What to produce -
Word for word, print each line of the listing below; pictures stay out.
-- begin --
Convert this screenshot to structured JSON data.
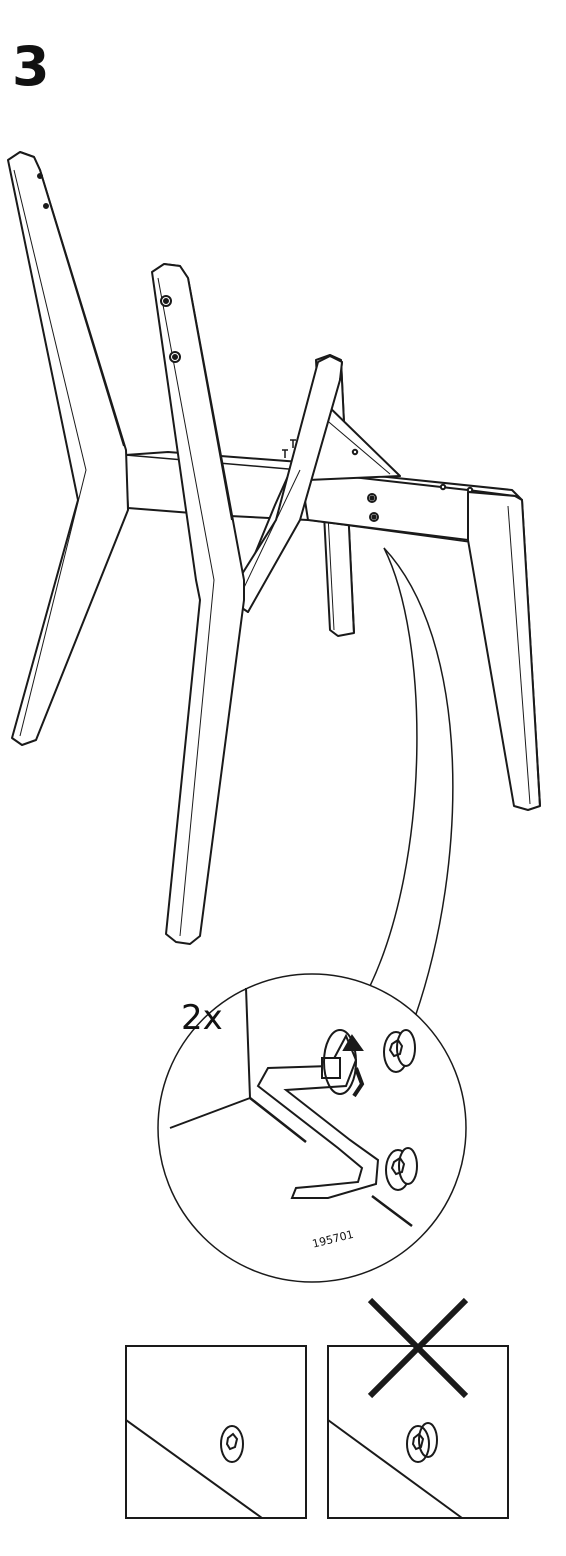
{
  "step": {
    "number": "3"
  },
  "detail": {
    "quantity": "2x",
    "part_number": "195701"
  },
  "panels": [
    {
      "state": "correct",
      "mark": ""
    },
    {
      "state": "incorrect",
      "mark": "cross"
    }
  ]
}
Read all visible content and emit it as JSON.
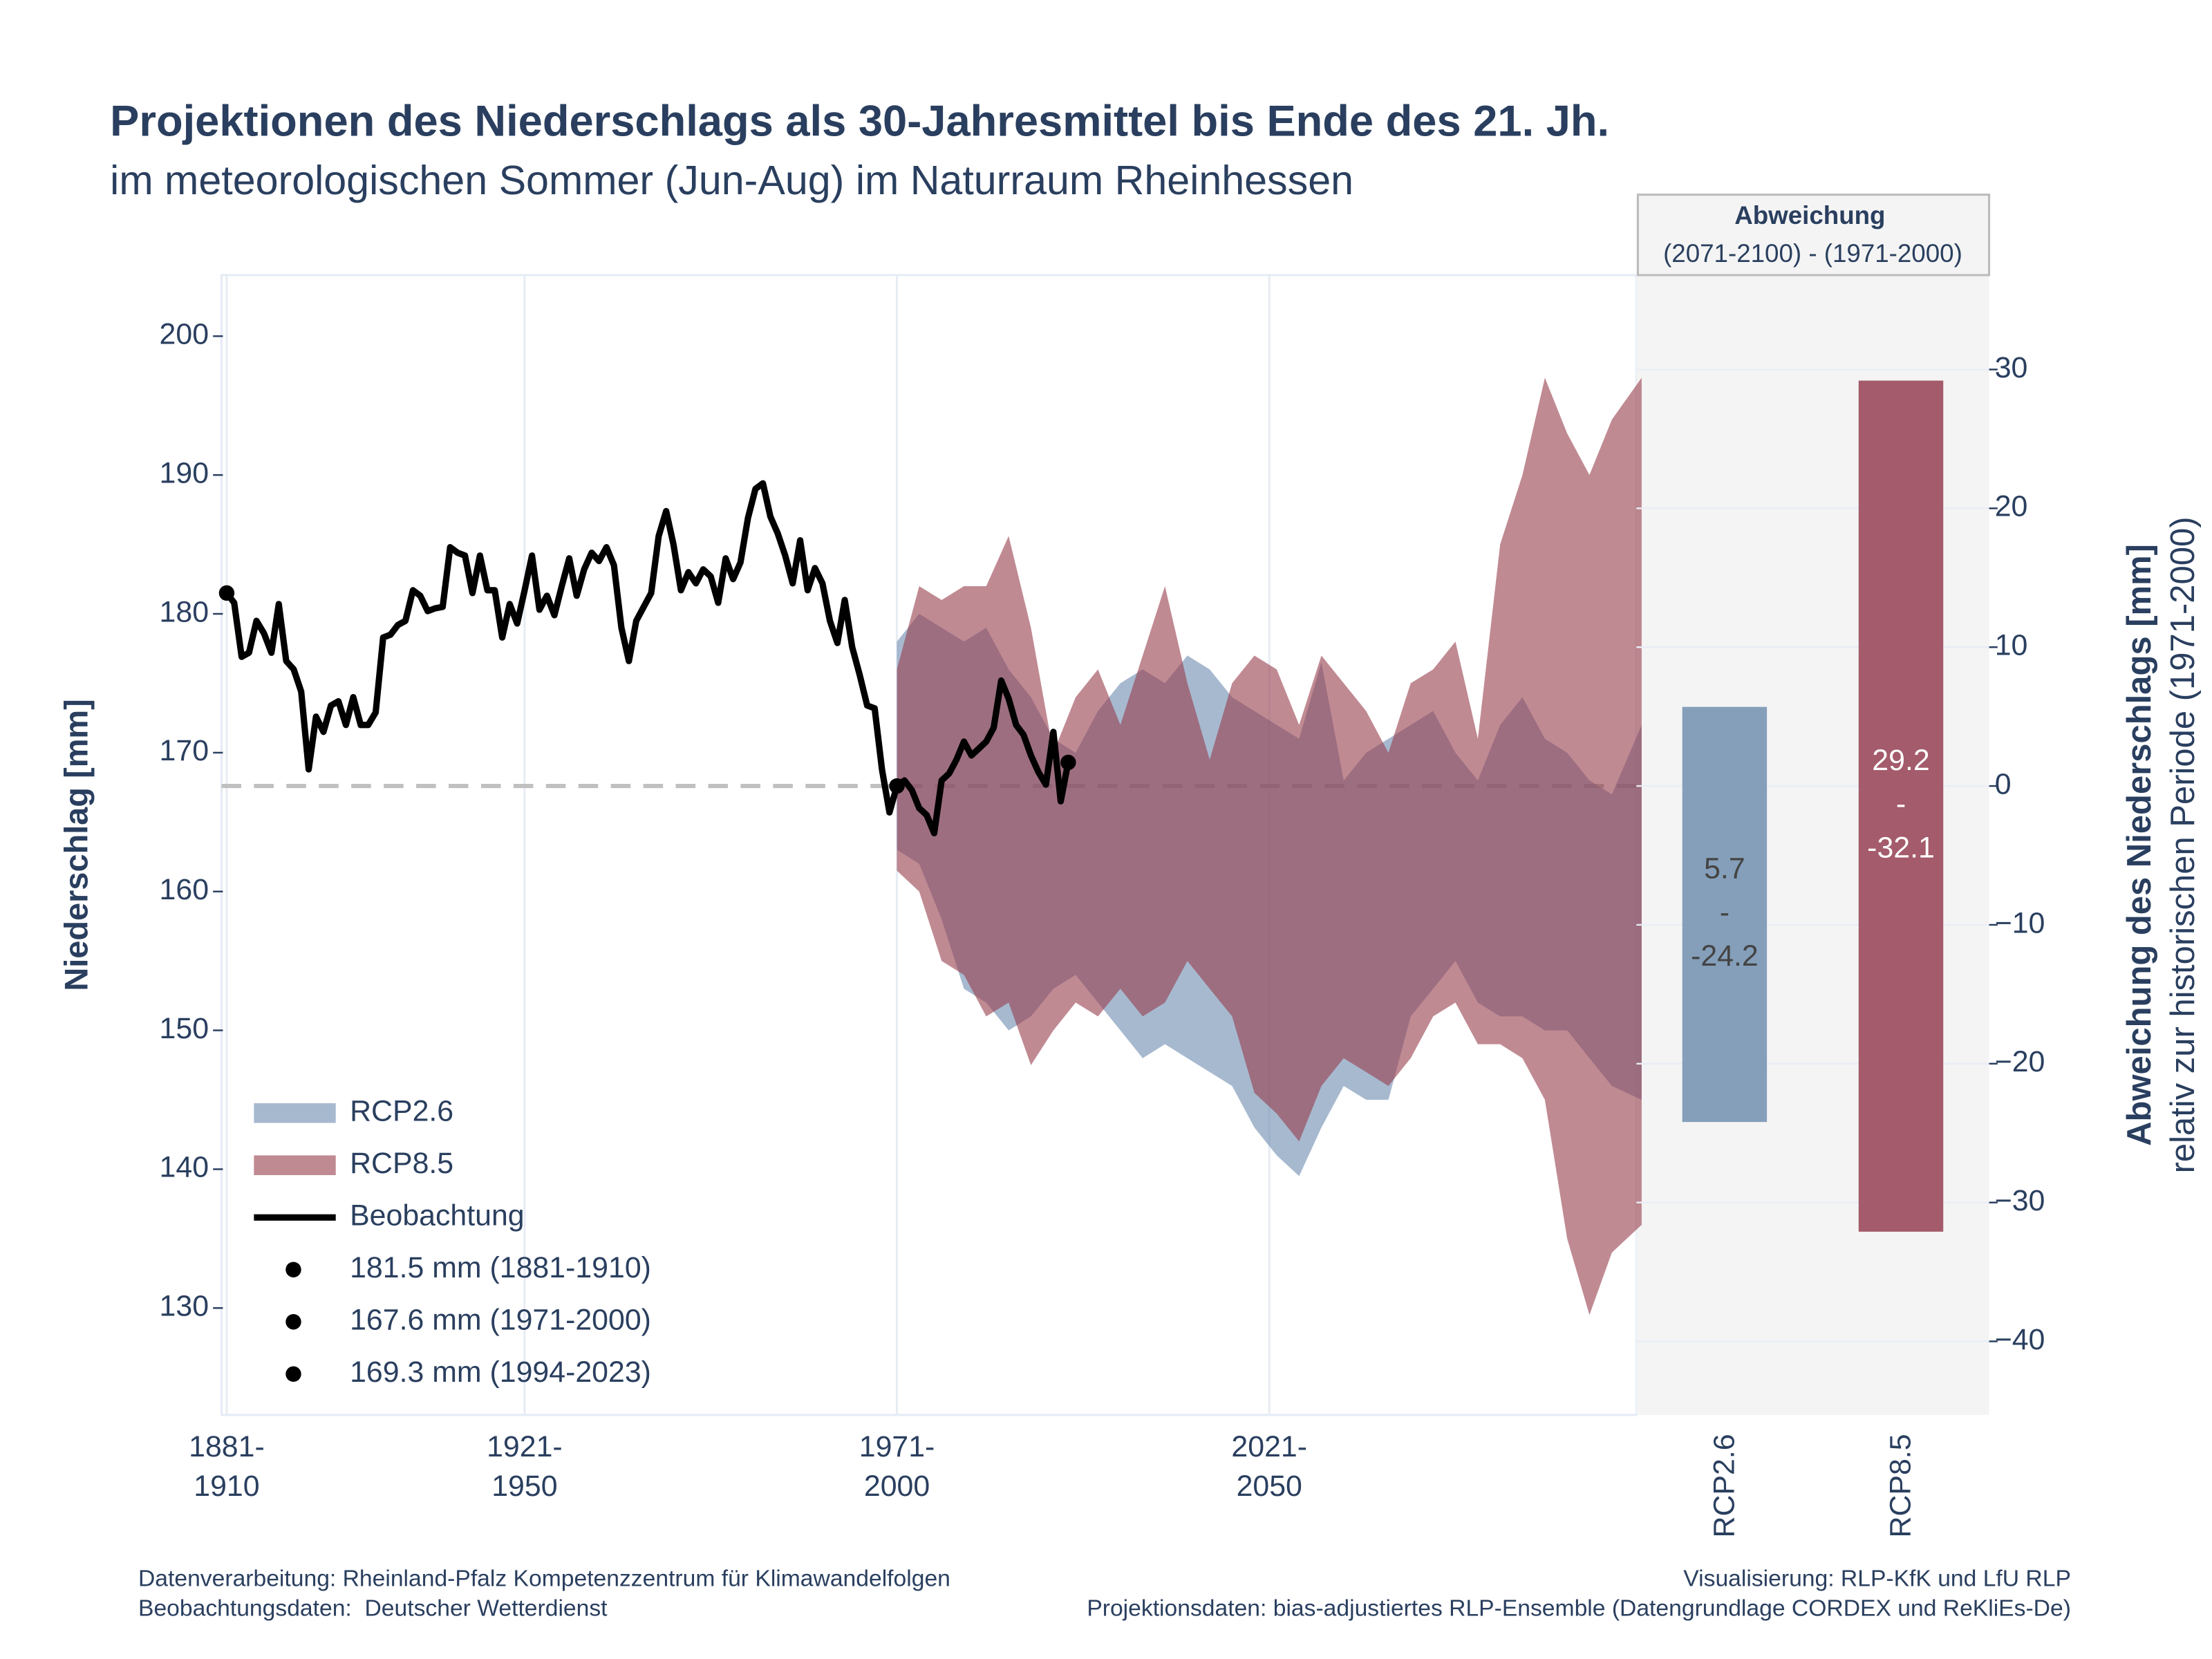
-- end --
Answer below -
Convert this screenshot to structured JSON data.
{
  "step": {
    "number": "3"
  },
  "detail": {
    "quantity": "2x",
    "part_number": "195701"
  },
  "panels": [
    {
      "state": "correct",
      "mark": ""
    },
    {
      "state": "incorrect",
      "mark": "cross"
    }
  ]
}
Read all visible content and emit it as JSON.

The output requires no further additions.